## REQUIRED WORK
From the entries below, gather every line containing the string "RECUPERADO".
####################
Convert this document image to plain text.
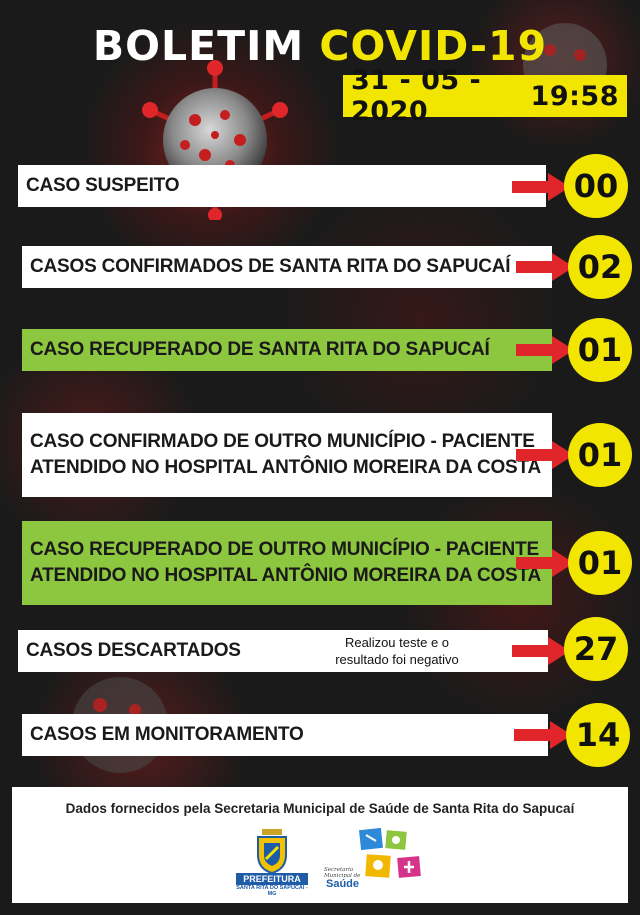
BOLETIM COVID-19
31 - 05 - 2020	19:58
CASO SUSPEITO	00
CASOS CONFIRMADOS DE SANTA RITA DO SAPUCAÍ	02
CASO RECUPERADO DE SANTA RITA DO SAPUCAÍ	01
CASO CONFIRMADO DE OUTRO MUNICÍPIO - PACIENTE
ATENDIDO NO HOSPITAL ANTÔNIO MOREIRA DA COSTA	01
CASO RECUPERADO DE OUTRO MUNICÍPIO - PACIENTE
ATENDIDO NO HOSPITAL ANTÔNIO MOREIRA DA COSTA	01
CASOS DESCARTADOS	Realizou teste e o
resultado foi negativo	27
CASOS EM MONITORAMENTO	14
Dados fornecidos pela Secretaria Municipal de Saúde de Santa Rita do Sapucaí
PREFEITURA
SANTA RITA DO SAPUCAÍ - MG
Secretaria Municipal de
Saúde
####################
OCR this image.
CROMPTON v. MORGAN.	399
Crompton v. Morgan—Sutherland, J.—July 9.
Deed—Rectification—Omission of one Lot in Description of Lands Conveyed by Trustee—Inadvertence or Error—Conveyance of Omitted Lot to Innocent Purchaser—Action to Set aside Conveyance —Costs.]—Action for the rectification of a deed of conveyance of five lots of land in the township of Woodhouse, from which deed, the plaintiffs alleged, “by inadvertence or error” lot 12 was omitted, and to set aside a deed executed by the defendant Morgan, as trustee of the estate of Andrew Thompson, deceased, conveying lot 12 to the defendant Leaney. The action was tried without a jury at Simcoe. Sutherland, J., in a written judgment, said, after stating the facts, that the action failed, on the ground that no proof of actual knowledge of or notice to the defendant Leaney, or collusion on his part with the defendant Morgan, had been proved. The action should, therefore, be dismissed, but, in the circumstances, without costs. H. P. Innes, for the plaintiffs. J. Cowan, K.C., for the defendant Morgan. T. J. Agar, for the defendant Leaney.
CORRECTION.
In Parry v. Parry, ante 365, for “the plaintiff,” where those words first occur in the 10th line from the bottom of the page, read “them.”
####################
## TASK RESULT
CASO RECUPERADO DE SANTA RITA DO SAPUCAÍ	01
CASO RECUPERADO DE OUTRO MUNICÍPIO - PACIENTE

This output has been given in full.